EXERCISE DIRECTIONS ->
Select all lines with the string "title" in them, and copy those lines.
begin
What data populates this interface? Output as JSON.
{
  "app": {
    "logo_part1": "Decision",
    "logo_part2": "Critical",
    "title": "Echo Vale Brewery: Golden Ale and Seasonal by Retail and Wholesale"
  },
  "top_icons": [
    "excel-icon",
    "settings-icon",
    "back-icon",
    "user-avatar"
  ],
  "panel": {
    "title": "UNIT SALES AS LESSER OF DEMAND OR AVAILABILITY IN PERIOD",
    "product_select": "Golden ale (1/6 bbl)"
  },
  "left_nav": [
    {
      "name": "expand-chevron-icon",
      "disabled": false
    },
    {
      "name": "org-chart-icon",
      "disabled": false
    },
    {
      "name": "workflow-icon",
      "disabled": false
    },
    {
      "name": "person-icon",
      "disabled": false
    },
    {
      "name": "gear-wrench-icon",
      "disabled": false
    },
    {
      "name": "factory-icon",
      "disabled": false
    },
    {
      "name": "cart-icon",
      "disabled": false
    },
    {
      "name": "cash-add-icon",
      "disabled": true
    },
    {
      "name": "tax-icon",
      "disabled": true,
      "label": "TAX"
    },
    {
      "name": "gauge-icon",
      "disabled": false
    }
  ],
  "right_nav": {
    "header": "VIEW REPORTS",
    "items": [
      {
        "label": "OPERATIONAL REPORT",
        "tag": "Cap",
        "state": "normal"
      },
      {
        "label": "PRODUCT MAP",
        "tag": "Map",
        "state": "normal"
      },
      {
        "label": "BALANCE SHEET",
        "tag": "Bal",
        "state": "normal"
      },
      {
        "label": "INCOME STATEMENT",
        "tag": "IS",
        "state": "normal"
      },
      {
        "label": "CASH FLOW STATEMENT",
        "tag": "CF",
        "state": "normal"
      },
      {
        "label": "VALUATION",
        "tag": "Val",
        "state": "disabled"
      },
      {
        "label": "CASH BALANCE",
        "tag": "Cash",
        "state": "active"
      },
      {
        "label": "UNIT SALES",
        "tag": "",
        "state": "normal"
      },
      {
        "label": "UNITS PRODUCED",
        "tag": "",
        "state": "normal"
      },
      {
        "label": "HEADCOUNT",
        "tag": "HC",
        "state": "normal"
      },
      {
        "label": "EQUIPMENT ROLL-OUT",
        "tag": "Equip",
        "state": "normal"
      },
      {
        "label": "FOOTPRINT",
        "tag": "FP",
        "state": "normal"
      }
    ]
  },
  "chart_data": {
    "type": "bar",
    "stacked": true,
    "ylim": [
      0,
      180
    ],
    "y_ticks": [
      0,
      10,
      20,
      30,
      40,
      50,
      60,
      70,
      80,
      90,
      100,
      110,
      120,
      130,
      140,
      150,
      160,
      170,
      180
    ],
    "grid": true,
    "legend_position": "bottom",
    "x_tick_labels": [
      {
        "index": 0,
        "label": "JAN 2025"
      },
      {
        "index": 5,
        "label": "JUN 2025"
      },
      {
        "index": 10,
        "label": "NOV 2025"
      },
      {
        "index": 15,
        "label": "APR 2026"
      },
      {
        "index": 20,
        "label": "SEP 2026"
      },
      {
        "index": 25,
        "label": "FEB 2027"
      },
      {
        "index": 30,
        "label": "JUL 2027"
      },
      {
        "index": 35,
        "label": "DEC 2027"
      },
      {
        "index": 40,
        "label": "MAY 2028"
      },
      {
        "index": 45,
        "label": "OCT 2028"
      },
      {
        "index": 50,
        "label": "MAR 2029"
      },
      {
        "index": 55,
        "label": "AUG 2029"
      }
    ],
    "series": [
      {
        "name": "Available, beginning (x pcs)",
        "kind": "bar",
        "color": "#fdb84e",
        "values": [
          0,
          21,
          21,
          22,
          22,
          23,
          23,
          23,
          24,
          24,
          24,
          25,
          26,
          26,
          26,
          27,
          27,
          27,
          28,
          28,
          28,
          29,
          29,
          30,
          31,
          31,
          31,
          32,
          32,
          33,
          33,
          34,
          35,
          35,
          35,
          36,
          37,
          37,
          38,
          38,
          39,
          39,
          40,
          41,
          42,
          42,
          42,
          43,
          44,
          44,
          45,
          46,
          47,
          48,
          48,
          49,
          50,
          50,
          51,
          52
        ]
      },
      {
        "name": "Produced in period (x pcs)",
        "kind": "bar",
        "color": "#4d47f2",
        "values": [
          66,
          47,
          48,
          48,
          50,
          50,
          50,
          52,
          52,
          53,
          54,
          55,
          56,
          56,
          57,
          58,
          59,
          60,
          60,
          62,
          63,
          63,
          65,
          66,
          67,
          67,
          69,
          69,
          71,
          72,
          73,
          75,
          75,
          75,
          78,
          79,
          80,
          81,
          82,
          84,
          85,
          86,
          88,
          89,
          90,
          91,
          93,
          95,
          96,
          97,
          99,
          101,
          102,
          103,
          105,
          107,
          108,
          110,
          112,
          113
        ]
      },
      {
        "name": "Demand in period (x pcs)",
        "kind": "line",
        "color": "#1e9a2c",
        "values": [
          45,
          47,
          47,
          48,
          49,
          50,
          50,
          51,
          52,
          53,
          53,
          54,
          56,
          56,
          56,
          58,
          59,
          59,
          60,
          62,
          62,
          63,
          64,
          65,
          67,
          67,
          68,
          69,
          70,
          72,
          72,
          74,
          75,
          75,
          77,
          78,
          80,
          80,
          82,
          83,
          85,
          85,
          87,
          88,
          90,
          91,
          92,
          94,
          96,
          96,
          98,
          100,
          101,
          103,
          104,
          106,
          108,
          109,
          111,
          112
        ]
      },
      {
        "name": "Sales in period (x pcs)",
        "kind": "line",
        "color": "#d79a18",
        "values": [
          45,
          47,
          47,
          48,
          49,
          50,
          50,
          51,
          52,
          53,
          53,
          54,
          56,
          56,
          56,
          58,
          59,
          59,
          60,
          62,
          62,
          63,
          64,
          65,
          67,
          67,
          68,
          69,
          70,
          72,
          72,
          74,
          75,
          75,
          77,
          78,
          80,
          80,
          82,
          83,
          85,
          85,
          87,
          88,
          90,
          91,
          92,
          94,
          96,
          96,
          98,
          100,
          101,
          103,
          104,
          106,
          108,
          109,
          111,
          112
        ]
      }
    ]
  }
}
end
ANSWER ->
    "title": "Echo Vale Brewery: Golden Ale and Seasonal by Retail and Wholesale"
    "title": "UNIT SALES AS LESSER OF DEMAND OR AVAILABILITY IN PERIOD",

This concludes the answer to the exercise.